Goal of the exercise: All the data should be repeated exactly. Any image in it is left out.

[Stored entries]

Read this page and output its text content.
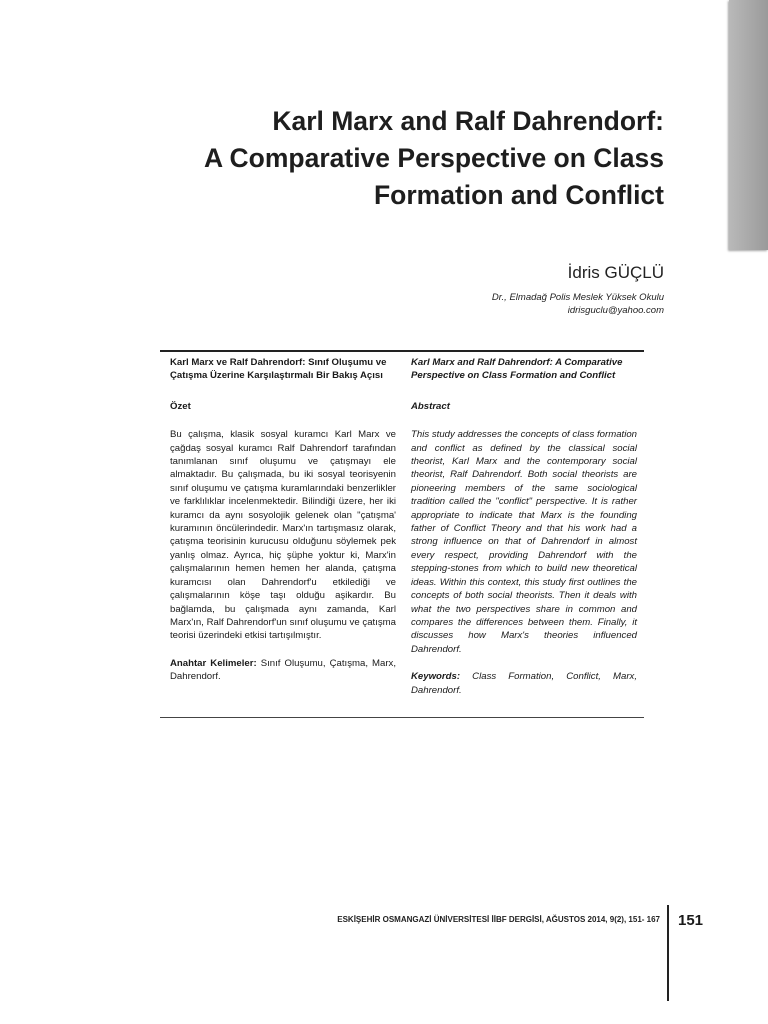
Karl Marx and Ralf Dahrendorf:
A Comparative Perspective on Class
Formation and Conflict
İdris GÜÇLÜ
Dr., Elmadağ Polis Meslek Yüksek Okulu
idrisguclu@yahoo.com

Karl Marx ve Ralf Dahrendorf: Sınıf Oluşumu ve Çatışma Üzerine Karşılaştırmalı Bir Bakış Açısı

Özet

Bu çalışma, klasik sosyal kuramcı Karl Marx ve çağdaş sosyal kuramcı Ralf Dahrendorf tarafından tanımlanan sınıf oluşumu ve çatışmayı ele almaktadır. Bu çalışmada, bu iki sosyal teorisyenin sınıf oluşumu ve çatışma kuramlarındaki benzerlikler ve farklılıklar incelenmektedir. Bilindiği üzere, her iki kuramcı da aynı sosyolojik gelenek olan "çatışma' kuramının öncülerindedir. Marx'ın tartışmasız olarak, çatışma teorisinin kurucusu olduğunu söylemek pek yanlış olmaz. Ayrıca, hiç şüphe yoktur ki, Marx'in çalışmalarının hemen hemen her alanda, çatışma kuramcısı olan Dahrendorf'u etkilediği ve çalışmalarının köşe taşı olduğu aşikardır. Bu bağlamda, bu çalışmada aynı zamanda, Karl Marx'ın, Ralf Dahrendorf'un sınıf oluşumu ve çatışma teorisi üzerindeki etkisi tartışılmıştır.

Anahtar Kelimeler: Sınıf Oluşumu, Çatışma, Marx, Dahrendorf.

Karl Marx and Ralf Dahrendorf: A Comparative Perspective on Class Formation and Conflict

Abstract

This study addresses the concepts of class formation and conflict as defined by the classical social theorist, Karl Marx and the contemporary social theorist, Ralf Dahrendorf. Both social theorists are pioneering members of the same sociological tradition called the "conflict" perspective. It is rather appropriate to indicate that Marx is the founding father of Conflict Theory and that his work had a strong influence on that of Dahrendorf in almost every respect, providing Dahrendorf with the stepping-stones from which to build new theoretical ideas. Within this context, this study first outlines the concepts of both social theorists. Then it deals with what the two perspectives share in common and compares the differences between them. Finally, it discusses how Marx's theories influenced Dahrendorf.

Keywords: Class Formation, Conflict, Marx, Dahrendorf.

ESKİŞEHİR OSMANGAZİ ÜNİVERSİTESİ İİBF DERGİSİ, AĞUSTOS 2014, 9(2), 151- 167 151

Complete answer:
Read this page and output its text content.
Karl Marx and Ralf Dahrendorf:
A Comparative Perspective on Class
Formation and Conflict
İdris GÜÇLÜ
Dr., Elmadağ Polis Meslek Yüksek Okulu
idrisguclu@yahoo.com

Karl Marx ve Ralf Dahrendorf: Sınıf Oluşumu ve Çatışma Üzerine Karşılaştırmalı Bir Bakış Açısı

Özet

Bu çalışma, klasik sosyal kuramcı Karl Marx ve çağdaş sosyal kuramcı Ralf Dahrendorf tarafından tanımlanan sınıf oluşumu ve çatışmayı ele almaktadır. Bu çalışmada, bu iki sosyal teorisyenin sınıf oluşumu ve çatışma kuramlarındaki benzerlikler ve farklılıklar incelenmektedir. Bilindiği üzere, her iki kuramcı da aynı sosyolojik gelenek olan "çatışma' kuramının öncülerindedir. Marx'ın tartışmasız olarak, çatışma teorisinin kurucusu olduğunu söylemek pek yanlış olmaz. Ayrıca, hiç şüphe yoktur ki, Marx'in çalışmalarının hemen hemen her alanda, çatışma kuramcısı olan Dahrendorf'u etkilediği ve çalışmalarının köşe taşı olduğu aşikardır. Bu bağlamda, bu çalışmada aynı zamanda, Karl Marx'ın, Ralf Dahrendorf'un sınıf oluşumu ve çatışma teorisi üzerindeki etkisi tartışılmıştır.

Anahtar Kelimeler: Sınıf Oluşumu, Çatışma, Marx, Dahrendorf.

Karl Marx and Ralf Dahrendorf: A Comparative Perspective on Class Formation and Conflict

Abstract

This study addresses the concepts of class formation and conflict as defined by the classical social theorist, Karl Marx and the contemporary social theorist, Ralf Dahrendorf. Both social theorists are pioneering members of the same sociological tradition called the "conflict" perspective. It is rather appropriate to indicate that Marx is the founding father of Conflict Theory and that his work had a strong influence on that of Dahrendorf in almost every respect, providing Dahrendorf with the stepping-stones from which to build new theoretical ideas. Within this context, this study first outlines the concepts of both social theorists. Then it deals with what the two perspectives share in common and compares the differences between them. Finally, it discusses how Marx's theories influenced Dahrendorf.

Keywords: Class Formation, Conflict, Marx, Dahrendorf.

ESKİŞEHİR OSMANGAZİ ÜNİVERSİTESİ İİBF DERGİSİ, AĞUSTOS 2014, 9(2), 151- 167 151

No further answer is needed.